Start of Text passage

In animal studies, we compared biocellulose with various dermal matrices that were available at the time - that is, human acellular and collagen-based dermal matrices. We demonstrated that these grafts adhered to the placode, whereas biocellulose did not.(26) Recently, other products have been investigated, such as the human umbilical cord matrix(34) and synthetic biodegradable patch;(35) however, their efficacy has not been proven.

Approval for biocellulose use as a drug substitute in humans was obtained in 2013 when the Cirurgia Endoscópica para Correção Antenatal da Mielomeningocele (CECAM) study was approved by the Brazilian National Ethics Committee. Recently, two prospective randomized trials have compared biocellulose with other commercially available dura mater patches as a dural substitute in craniotomies.(36,37) These trials paved the way for the approval of the biocellulose as a dural substitute in humans by the FDA in January 2022 (SYNTHECEL Dura Repair™©DePuy-Synthes 2022, Raynham, MA, USA).

We report the outcomes of all cases, except one in our cohort; of the total 172 cases, only one case was lost to follow-up. This is very important when we compare our data to other studies that reported large numbers, but only when evaluating cases for which follow-up could be obtained.(38) The selection bias in this retrospective study preclude any important conclusions, especially regarding "the earlier the gestational age of surgery, the lower the shunt rates."

Our series is the largest to report long-term outcomes from a single center. Our 78 cases 30-months or older can be compared with the 78 cases of prenatal surgery in the MOMS trial. In 61.8% (47/76) of the children, the only abnormality observed on the PEDI scale was related to motor function, with intact social and self-care functions. We would expect abnormal motor function in babies with OSB; therefore, we can consider these children normal except for their motor development.

Our primary concern was the prematurity rate, and we have been actively addressing this issue, although significant changes have not yet been achieved. Nevertheless, our mean gestational age at delivery, which is 33.2 weeks, is not significantly different from the 34.0 weeks reported in the MOMS trial and accepted by groups that use the open surgery approach for spina bifida repair.

A main limitation of this study is that TCS typically occurs as a late complication, often manifesting at school-age or later. In our cohort, 39 children were aged 6 years or older, which limits comparison to the school-age cohort of the MOMS trial. Another limitation stems from the fact that, because the repair technique is relatively new, it is possible that tethering may occur even later than reported by other groups. We will prospectively follow-up with our cohort, and any changes will be reported. Nevertheless, our series had the largest number of cases of biocellulose-based repair available in the literature, and significant differences from other series may potentially increase as more patients reach age 6. It is worth noting that biocellulose-based repair can be applied to both open surgery and laparotomy-assisted techniques; therefore, we believe that it is time for all groups to adopt the same technique.

CONCLUSION

The need to untether the cord has compromised the long-term neuroprotective benefits of classical neurosurgical techniques for prenatal repair in infants, significantly reducing their ability to walk. Thus far, our cohort has shown the lowest rates of cord tethering at 12 and 30 months. We attributed this improvement to the use of biocellulose as a dural patch, the absence of sutures in the dura mater, and, potentially, the later gestational age at which we performed the surgery, typically between 26 and 27 weeks. We believe that, regardless of the approach used to reach the fetus, whether open or fetoscopic, a comparison of surgical techniques is warranted.

ACKNOWLEDGMENTS

We thank Dr. Rute Yoshino Sameshima for providing excellent postnatal ultrasound images of the repair site; Dra. Mariana Dalaqua and Dr. Alcino Barbosa Jr. for their evaluation of the pre- and post-surgical MRI; and Juliana Correia Blanco, occupational therapist, for the application of the PEDI scale.

The thank Dr. Reynaldo Brand the courtesy of providing his photographs for figure 4.

This study was funded by a donation from the Instituto Israelita de Ensino e Pesquisa Albert Einstein.

End of Text passage
Start of Record excerpts

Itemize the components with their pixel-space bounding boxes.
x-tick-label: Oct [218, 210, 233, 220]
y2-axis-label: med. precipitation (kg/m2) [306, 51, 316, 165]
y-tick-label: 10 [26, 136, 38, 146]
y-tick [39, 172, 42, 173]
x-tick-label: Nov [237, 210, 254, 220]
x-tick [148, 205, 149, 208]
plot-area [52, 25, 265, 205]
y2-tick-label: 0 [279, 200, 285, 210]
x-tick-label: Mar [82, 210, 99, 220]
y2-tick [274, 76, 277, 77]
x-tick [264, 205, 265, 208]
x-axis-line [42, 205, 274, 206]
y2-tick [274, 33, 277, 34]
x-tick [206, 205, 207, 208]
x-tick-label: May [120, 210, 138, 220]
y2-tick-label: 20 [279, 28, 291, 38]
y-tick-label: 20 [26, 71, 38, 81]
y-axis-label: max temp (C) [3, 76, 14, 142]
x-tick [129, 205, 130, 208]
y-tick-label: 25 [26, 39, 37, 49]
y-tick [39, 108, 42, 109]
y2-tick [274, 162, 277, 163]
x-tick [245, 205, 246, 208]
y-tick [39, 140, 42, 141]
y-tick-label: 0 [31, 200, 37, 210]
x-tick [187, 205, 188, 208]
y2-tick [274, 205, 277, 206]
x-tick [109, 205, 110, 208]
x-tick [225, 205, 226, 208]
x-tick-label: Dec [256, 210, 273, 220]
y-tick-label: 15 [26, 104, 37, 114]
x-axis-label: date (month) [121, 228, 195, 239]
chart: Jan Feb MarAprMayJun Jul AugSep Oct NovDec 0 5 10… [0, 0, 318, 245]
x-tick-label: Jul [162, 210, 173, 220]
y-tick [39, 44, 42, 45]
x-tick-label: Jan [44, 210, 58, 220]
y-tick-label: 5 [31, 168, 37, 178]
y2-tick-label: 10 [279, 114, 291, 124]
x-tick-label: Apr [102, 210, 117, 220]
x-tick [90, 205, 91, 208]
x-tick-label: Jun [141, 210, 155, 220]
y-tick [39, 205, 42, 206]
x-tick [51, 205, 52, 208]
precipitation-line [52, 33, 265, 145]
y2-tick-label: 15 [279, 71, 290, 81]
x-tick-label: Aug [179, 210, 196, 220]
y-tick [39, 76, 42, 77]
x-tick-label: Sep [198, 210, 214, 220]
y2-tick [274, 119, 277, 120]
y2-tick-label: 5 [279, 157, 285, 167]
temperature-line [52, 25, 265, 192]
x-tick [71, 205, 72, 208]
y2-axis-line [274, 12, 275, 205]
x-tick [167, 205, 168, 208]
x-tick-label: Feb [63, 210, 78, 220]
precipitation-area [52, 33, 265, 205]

End of Record excerpts

### Questions on the material
**a.** In the text on prenatal spina bifida repair, substitute "bacterial cellulose" for "biocellulose" and write out the passage starting at "The need to" and ending at "techniques is warranted.".
**b.** In the text on prenatal spina bifida repair, why do the authors consider the children whose only PEDI scale abnormality was in motor function to be normal apart from their motor development? Answer in one to three sentences.

### List of solutions
**a.**
The need to untether the cord has compromised the long-term neuroprotective benefits of classical neurosurgical techniques for prenatal repair in infants, significantly reducing their ability to walk. Thus far, our cohort has shown the lowest rates of cord tethering at 12 and 30 months. We attributed this improvement to the use of bacterial cellulose as a dural patch, the absence of sutures in the dura mater, and, potentially, the later gestational age at which we performed the surgery, typically between 26 and 27 weeks. We believe that, regardless of the approach used to reach the fetus, whether open or fetoscopic, a comparison of surgical techniques is warranted.

**b.** In 61.8% (47/76) of the children, the only abnormality on the PEDI scale was related to motor function, and their social and self-care functions were intact. The authors expect abnormal motor function in babies with OSB, so they regard these children as normal except for their motor development.